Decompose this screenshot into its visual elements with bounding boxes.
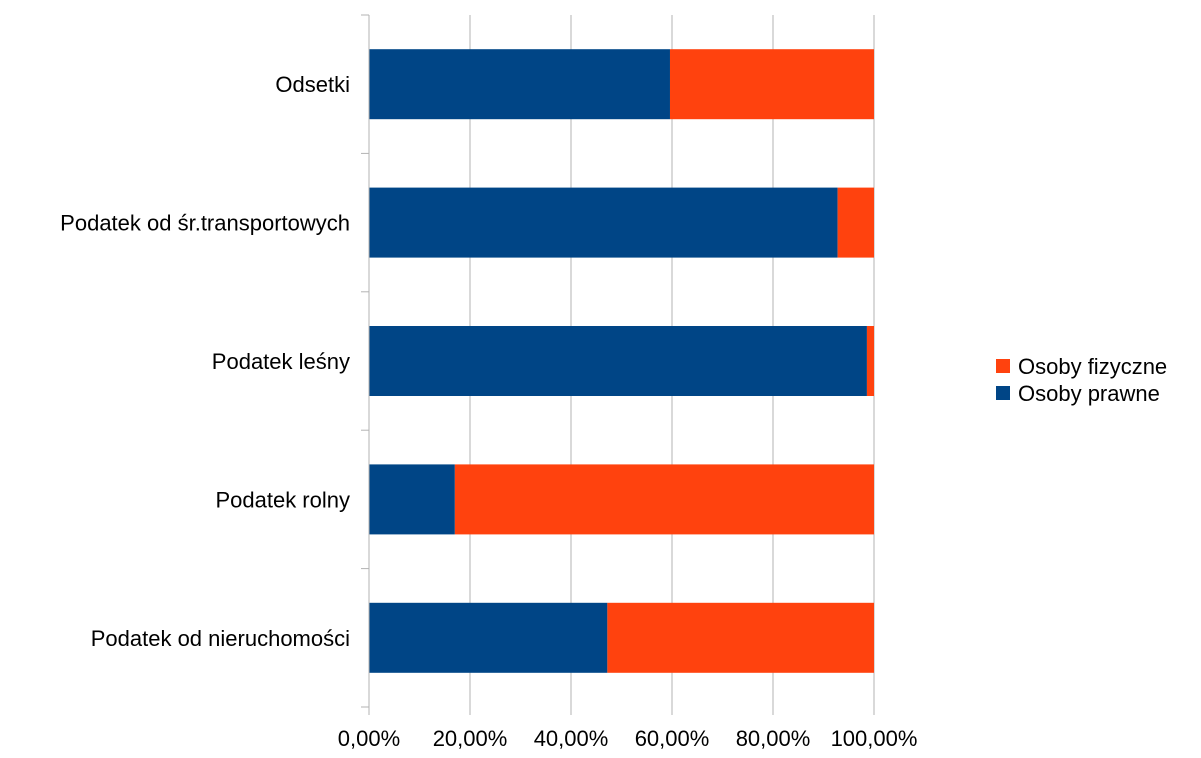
category-label: Podatek od nieruchomości bbox=[91, 626, 350, 651]
category-label: Podatek leśny bbox=[212, 349, 350, 374]
bar-segment-osoby-fizyczne bbox=[866, 326, 874, 396]
legend-label: Osoby fizyczne bbox=[1018, 354, 1167, 379]
x-tick-label: 80,00% bbox=[736, 726, 811, 751]
bar-segment-osoby-prawne bbox=[369, 602, 608, 673]
x-tick-label: 0,00% bbox=[338, 726, 400, 751]
category-label: Podatek od śr.transportowych bbox=[60, 211, 350, 236]
category-label: Podatek rolny bbox=[215, 487, 350, 512]
x-tick-label: 40,00% bbox=[534, 726, 609, 751]
bars bbox=[369, 49, 874, 673]
category-label: Odsetki bbox=[275, 72, 350, 97]
bar-segment-osoby-fizyczne bbox=[454, 464, 874, 535]
bar-segment-osoby-prawne bbox=[369, 326, 867, 396]
bar-segment-osoby-fizyczne bbox=[607, 602, 874, 673]
legend-swatch bbox=[996, 386, 1010, 400]
x-tick-label: 60,00% bbox=[635, 726, 710, 751]
bar-segment-osoby-prawne bbox=[369, 464, 455, 535]
x-tick-label: 100,00% bbox=[831, 726, 918, 751]
bar-segment-osoby-prawne bbox=[369, 49, 670, 120]
legend-swatch bbox=[996, 359, 1010, 373]
bar-segment-osoby-fizyczne bbox=[837, 187, 874, 258]
bar-segment-osoby-fizyczne bbox=[669, 49, 874, 120]
axes bbox=[361, 14, 875, 715]
labels: 0,00% 20,00% 40,00% 60,00% 80,00% 100,00% Odse… bbox=[60, 72, 917, 751]
x-tick-label: 20,00% bbox=[433, 726, 508, 751]
bar-segment-osoby-prawne bbox=[369, 187, 838, 258]
legend-label: Osoby prawne bbox=[1018, 381, 1160, 406]
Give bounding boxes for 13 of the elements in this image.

Task instructions
Write out the lines from the line with "category-label: Podatek od nieruchomości" to the line with "x-tick-label: 80,00% bbox=[736, 726, 811, 751]", each one exactly as it appears.

Answer to this exercise
category-label: Podatek od nieruchomości bbox=[91, 626, 350, 651]
category-label: Podatek leśny bbox=[212, 349, 350, 374]
bar-segment-osoby-fizyczne bbox=[866, 326, 874, 396]
legend-label: Osoby fizyczne bbox=[1018, 354, 1167, 379]
x-tick-label: 80,00% bbox=[736, 726, 811, 751]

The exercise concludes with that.